**Directions:** Work out how many lines in the entries below include the word "Despatch". Give nothing but the number.

**Dataset extract:**

**********

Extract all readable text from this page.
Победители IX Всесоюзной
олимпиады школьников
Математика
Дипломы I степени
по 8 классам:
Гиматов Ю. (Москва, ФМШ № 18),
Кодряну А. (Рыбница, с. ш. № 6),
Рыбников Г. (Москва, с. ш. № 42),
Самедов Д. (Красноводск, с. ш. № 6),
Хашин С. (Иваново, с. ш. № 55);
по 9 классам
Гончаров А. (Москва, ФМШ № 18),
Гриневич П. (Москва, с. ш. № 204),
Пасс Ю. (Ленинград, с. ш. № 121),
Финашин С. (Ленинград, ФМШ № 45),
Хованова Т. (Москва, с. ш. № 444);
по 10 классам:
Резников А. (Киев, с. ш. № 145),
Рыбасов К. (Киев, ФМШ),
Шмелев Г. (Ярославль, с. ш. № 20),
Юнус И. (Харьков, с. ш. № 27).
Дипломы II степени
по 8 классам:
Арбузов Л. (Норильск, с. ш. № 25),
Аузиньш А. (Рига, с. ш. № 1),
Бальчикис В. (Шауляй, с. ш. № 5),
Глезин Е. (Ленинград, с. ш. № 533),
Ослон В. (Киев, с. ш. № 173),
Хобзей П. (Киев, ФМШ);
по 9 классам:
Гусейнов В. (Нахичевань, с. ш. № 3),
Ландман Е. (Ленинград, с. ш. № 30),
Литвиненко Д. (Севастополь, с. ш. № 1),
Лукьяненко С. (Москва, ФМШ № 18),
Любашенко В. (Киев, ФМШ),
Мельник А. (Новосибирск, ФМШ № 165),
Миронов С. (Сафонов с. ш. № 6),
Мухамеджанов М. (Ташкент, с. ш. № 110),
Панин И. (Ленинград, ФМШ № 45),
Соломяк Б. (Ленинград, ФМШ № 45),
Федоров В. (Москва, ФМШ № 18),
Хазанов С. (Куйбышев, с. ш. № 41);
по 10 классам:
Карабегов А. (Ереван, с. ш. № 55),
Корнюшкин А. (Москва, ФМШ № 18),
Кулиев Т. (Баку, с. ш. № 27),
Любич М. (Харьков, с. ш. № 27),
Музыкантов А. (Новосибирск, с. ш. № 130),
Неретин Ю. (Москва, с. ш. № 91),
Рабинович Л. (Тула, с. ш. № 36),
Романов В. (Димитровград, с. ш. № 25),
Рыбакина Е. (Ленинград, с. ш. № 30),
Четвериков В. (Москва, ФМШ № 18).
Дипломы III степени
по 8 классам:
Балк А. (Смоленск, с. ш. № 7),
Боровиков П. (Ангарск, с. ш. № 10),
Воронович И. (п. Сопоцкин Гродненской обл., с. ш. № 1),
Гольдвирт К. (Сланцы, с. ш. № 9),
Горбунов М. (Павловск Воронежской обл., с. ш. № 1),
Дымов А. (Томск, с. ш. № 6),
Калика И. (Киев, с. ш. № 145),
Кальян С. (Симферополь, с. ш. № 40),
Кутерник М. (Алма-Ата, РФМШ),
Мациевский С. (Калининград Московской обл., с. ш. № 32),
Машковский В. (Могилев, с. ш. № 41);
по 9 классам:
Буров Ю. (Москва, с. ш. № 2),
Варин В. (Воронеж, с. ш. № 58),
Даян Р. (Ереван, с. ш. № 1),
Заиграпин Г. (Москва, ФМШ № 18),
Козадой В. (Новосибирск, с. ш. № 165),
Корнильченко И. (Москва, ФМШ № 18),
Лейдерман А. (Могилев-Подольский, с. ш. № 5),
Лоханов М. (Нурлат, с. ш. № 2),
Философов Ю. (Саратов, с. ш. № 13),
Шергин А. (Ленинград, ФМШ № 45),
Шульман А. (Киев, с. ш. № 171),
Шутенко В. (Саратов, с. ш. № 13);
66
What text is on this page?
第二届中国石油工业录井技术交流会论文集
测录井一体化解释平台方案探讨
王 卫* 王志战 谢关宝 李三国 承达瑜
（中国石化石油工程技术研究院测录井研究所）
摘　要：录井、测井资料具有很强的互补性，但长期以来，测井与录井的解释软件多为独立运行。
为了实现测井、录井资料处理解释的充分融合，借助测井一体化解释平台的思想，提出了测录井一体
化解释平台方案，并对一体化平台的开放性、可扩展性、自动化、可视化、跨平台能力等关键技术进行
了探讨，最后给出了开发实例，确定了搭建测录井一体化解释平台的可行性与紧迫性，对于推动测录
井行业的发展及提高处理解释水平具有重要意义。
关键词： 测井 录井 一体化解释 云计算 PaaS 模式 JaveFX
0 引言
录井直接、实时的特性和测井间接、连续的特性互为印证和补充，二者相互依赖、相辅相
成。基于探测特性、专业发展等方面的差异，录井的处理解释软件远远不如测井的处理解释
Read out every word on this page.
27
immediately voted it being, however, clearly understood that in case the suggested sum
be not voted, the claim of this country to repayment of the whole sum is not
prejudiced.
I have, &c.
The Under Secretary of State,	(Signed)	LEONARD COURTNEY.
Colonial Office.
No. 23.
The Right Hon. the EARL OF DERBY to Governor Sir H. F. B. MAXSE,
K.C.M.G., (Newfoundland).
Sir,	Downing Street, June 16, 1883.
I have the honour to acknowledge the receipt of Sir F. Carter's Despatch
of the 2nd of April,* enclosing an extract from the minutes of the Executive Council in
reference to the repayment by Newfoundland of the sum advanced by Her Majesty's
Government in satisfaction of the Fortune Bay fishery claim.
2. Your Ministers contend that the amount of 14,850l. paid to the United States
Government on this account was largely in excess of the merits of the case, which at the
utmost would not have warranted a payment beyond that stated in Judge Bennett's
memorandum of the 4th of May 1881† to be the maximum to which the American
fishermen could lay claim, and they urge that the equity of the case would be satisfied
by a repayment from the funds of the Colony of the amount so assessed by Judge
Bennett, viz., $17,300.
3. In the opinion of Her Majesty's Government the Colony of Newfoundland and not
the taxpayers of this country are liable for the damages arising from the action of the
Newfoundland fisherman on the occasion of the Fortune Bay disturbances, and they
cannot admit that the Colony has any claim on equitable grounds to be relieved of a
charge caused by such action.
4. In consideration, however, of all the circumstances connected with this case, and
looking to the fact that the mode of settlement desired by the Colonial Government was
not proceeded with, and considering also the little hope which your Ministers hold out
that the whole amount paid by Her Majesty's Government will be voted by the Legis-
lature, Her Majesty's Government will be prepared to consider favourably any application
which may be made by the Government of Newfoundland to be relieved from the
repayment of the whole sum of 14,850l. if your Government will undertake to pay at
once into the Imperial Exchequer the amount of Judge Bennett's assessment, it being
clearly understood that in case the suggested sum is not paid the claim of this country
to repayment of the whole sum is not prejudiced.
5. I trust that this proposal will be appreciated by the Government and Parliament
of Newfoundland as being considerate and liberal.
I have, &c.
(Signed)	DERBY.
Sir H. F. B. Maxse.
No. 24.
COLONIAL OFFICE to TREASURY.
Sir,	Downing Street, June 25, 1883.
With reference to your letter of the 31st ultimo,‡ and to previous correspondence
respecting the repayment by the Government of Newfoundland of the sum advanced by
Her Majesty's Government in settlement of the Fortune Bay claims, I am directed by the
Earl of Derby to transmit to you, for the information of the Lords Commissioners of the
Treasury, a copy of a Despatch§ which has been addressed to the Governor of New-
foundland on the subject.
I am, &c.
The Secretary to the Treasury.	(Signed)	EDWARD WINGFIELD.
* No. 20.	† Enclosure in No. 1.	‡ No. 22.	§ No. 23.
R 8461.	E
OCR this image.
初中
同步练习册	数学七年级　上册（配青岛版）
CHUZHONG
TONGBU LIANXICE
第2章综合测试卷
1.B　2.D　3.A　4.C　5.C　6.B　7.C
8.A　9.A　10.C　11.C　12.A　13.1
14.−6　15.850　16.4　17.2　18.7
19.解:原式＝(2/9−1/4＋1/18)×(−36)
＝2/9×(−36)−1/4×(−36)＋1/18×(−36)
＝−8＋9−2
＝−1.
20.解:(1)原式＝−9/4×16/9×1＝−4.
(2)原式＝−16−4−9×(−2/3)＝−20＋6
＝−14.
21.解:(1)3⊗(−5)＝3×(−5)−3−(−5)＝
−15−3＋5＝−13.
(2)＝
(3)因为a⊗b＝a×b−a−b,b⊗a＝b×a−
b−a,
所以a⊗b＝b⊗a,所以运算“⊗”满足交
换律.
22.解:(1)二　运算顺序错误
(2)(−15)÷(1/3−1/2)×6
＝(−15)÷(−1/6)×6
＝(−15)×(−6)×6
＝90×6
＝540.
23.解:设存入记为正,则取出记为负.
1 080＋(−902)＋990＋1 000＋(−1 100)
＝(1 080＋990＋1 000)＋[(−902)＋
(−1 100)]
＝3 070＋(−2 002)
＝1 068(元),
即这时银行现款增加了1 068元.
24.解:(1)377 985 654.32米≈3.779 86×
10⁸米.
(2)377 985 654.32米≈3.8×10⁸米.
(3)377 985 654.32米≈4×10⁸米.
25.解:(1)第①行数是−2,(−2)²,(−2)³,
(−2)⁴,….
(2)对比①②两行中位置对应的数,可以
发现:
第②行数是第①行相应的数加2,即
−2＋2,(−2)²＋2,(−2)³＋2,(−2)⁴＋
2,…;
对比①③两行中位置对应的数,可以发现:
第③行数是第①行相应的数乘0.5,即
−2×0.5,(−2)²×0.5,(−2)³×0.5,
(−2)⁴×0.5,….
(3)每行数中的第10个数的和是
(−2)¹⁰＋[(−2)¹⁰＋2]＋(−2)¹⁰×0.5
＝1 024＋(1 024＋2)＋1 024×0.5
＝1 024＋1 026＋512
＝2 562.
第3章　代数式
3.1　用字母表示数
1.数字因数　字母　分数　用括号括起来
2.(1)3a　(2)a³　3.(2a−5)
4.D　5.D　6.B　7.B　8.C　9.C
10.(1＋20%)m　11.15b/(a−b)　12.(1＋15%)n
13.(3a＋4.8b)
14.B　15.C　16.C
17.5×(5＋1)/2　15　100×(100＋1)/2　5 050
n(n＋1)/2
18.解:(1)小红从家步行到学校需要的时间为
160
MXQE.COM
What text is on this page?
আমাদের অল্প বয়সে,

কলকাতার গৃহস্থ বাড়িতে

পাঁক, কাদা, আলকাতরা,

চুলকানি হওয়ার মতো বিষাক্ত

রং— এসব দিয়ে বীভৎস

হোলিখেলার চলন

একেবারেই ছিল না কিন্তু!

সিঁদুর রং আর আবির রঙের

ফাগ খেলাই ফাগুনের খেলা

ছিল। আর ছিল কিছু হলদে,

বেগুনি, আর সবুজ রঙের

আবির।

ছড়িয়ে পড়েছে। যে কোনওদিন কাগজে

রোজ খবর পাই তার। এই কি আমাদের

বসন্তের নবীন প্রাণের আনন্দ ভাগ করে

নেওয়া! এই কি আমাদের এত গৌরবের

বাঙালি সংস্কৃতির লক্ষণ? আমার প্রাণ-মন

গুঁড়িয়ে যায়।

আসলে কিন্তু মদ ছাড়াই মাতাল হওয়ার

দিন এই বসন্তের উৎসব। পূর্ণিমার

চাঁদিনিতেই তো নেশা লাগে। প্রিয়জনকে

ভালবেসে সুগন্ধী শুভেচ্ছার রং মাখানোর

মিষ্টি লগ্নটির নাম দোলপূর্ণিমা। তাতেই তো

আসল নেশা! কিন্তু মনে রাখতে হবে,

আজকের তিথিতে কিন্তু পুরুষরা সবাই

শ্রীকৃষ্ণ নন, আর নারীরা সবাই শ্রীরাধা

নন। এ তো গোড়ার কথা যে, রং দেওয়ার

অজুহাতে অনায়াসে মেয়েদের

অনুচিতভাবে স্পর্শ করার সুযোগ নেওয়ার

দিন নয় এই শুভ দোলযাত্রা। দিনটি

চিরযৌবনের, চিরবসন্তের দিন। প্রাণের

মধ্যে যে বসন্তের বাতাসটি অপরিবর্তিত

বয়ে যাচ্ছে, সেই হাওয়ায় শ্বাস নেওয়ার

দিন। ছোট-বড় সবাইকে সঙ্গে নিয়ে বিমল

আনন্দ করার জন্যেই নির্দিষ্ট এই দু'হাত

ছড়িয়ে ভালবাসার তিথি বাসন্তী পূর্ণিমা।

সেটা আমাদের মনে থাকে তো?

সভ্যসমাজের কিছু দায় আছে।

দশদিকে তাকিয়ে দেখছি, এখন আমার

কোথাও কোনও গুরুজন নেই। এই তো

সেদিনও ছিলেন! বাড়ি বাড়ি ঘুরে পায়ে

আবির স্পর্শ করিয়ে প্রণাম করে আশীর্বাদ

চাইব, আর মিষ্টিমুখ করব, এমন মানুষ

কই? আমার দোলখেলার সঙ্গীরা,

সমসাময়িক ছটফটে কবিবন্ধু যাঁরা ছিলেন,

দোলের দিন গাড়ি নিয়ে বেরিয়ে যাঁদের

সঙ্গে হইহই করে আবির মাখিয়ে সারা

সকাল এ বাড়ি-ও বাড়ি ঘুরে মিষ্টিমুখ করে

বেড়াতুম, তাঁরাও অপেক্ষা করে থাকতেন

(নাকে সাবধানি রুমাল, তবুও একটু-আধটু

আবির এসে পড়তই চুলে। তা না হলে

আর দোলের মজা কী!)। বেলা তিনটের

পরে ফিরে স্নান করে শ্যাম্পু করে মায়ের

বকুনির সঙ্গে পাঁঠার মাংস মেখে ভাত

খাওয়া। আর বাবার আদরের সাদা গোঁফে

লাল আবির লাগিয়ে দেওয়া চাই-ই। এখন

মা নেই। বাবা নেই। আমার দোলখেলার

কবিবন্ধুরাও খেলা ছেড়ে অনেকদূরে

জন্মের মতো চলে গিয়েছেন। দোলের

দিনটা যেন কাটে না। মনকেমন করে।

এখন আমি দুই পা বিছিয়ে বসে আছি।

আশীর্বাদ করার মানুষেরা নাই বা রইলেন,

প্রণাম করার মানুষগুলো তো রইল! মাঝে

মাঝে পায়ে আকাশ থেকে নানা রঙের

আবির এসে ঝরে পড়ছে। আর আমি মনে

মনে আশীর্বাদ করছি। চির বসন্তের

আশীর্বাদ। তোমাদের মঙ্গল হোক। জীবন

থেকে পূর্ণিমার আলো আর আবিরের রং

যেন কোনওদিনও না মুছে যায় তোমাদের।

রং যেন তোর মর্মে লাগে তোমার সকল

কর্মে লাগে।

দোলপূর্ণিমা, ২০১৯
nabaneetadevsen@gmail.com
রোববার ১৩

**********

**The solution:** 2